[START OF Task inputs]

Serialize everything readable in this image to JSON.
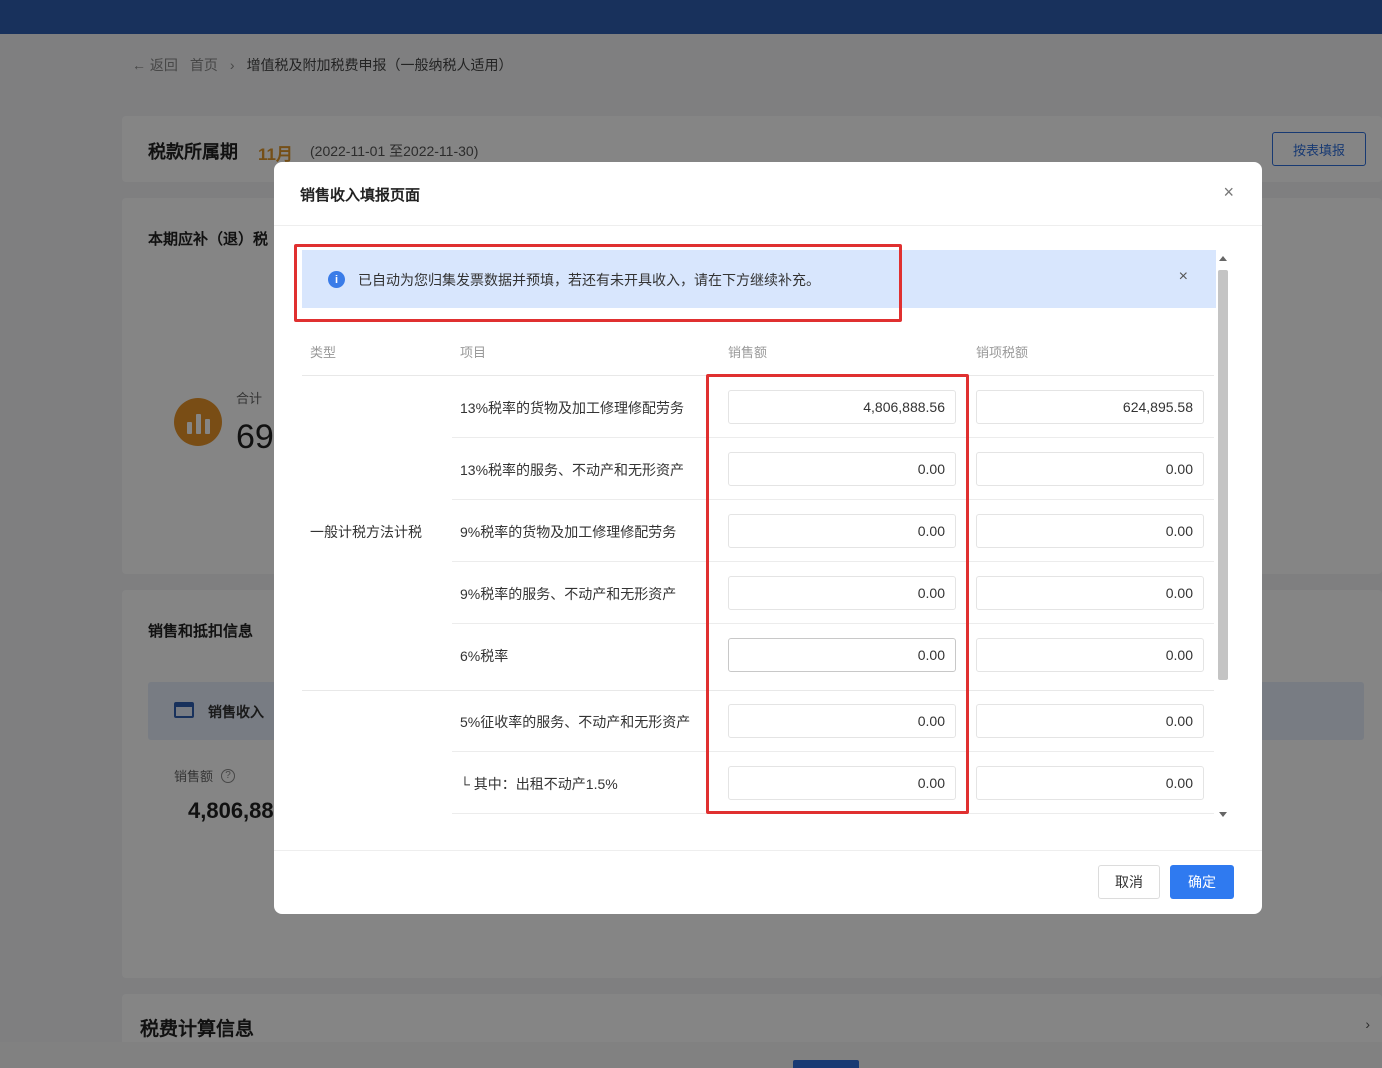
{
  "background": {
    "breadcrumb": {
      "back": "← 返回",
      "home": "首页",
      "separator": "›",
      "current": "增值税及附加税费申报（一般纳税人适用）"
    },
    "period": {
      "title": "税款所属期",
      "month": "11月",
      "range": "(2022-11-01 至2022-11-30)",
      "button": "按表填报"
    },
    "due_section": {
      "title": "本期应补（退）税",
      "sum_label": "合计",
      "sum_value_partial": "69"
    },
    "sales_section": {
      "title": "销售和抵扣信息",
      "band_label": "销售收入",
      "sub_label": "销售额",
      "help_icon": "?",
      "amount_partial": "4,806,88"
    },
    "calc_section": {
      "title": "税费计算信息",
      "chevron": "›"
    }
  },
  "modal": {
    "title": "销售收入填报页面",
    "close": "×",
    "notice": {
      "icon": "i",
      "text": "已自动为您归集发票数据并预填，若还有未开具收入，请在下方继续补充。",
      "close": "×"
    },
    "columns": {
      "type": "类型",
      "item": "项目",
      "sales": "销售额",
      "tax": "销项税额"
    },
    "type_label": "一般计税方法计税",
    "rows": [
      {
        "item": "13%税率的货物及加工修理修配劳务",
        "sales": "4,806,888.56",
        "tax": "624,895.58"
      },
      {
        "item": "13%税率的服务、不动产和无形资产",
        "sales": "0.00",
        "tax": "0.00"
      },
      {
        "item": "9%税率的货物及加工修理修配劳务",
        "sales": "0.00",
        "tax": "0.00"
      },
      {
        "item": "9%税率的服务、不动产和无形资产",
        "sales": "0.00",
        "tax": "0.00"
      },
      {
        "item": "6%税率",
        "sales": "0.00",
        "tax": "0.00"
      },
      {
        "item": "5%征收率的服务、不动产和无形资产",
        "sales": "0.00",
        "tax": "0.00"
      },
      {
        "item": "└ 其中：出租不动产1.5%",
        "sales": "0.00",
        "tax": "0.00"
      }
    ],
    "footer": {
      "cancel": "取消",
      "ok": "确定"
    }
  },
  "colors": {
    "primary": "#2f7af0",
    "highlight_box": "#e03030",
    "notice_bg": "#d8e6fd",
    "period_month": "#e0982c"
  }
}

[END OF Task inputs]

**Required task**
Copy out every line in the listing where the word "税率的服务" appears.

**Final result**
        "item": "13%税率的服务、不动产和无形资产",
        "item": "9%税率的服务、不动产和无形资产",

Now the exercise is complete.